━━━ Dataset excerpts
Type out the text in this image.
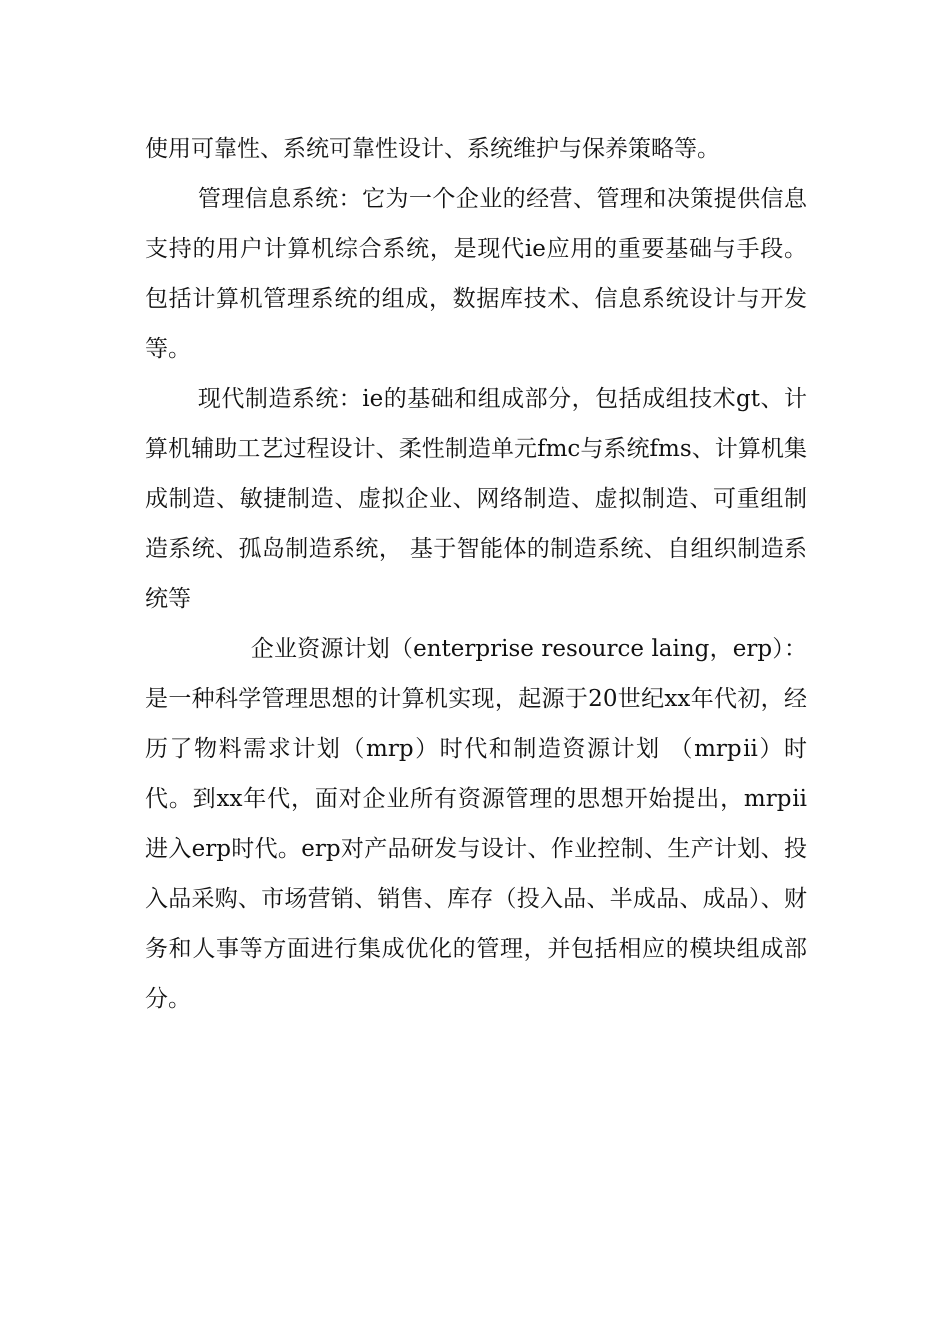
使用可靠性、系统可靠性设计、系统维护与保养策略等。

管理信息系统：它为一个企业的经营、管理和决策提供信息支持的用户计算机综合系统，是现代ie应用的重要基础与手段。包括计算机管理系统的组成，数据库技术、信息系统设计与开发等。

现代制造系统：ie的基础和组成部分，包括成组技术gt、计算机辅助工艺过程设计、柔性制造单元fmc与系统fms、计算机集成制造、敏捷制造、虚拟企业、网络制造、虚拟制造、可重组制造系统、孤岛制造系统， 基于智能体的制造系统、自组织制造系统等

企业资源计划（enterprise resource laing，erp）：是一种科学管理思想的计算机实现，起源于20世纪xx年代初，经历了物料需求计划（mrp）时代和制造资源计划 （mrpⅱ）时代。到xx年代，面对企业所有资源管理的思想开始提出，mrpⅱ进入erp时代。erp对产品研发与设计、作业控制、生产计划、投入品采购、市场营销、销售、库存（投入品、半成品、成品）、财务和人事等方面进行集成优化的管理，并包括相应的模块组成部分。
━━━━━━
Task description: Repeat the data exactly in full, omitting its pictures.

Complete response:
Type out the text in this image.
使用可靠性、系统可靠性设计、系统维护与保养策略等。

管理信息系统：它为一个企业的经营、管理和决策提供信息支持的用户计算机综合系统，是现代ie应用的重要基础与手段。包括计算机管理系统的组成，数据库技术、信息系统设计与开发等。

现代制造系统：ie的基础和组成部分，包括成组技术gt、计算机辅助工艺过程设计、柔性制造单元fmc与系统fms、计算机集成制造、敏捷制造、虚拟企业、网络制造、虚拟制造、可重组制造系统、孤岛制造系统， 基于智能体的制造系统、自组织制造系统等

企业资源计划（enterprise resource laing，erp）：是一种科学管理思想的计算机实现，起源于20世纪xx年代初，经历了物料需求计划（mrp）时代和制造资源计划 （mrpⅱ）时代。到xx年代，面对企业所有资源管理的思想开始提出，mrpⅱ进入erp时代。erp对产品研发与设计、作业控制、生产计划、投入品采购、市场营销、销售、库存（投入品、半成品、成品）、财务和人事等方面进行集成优化的管理，并包括相应的模块组成部分。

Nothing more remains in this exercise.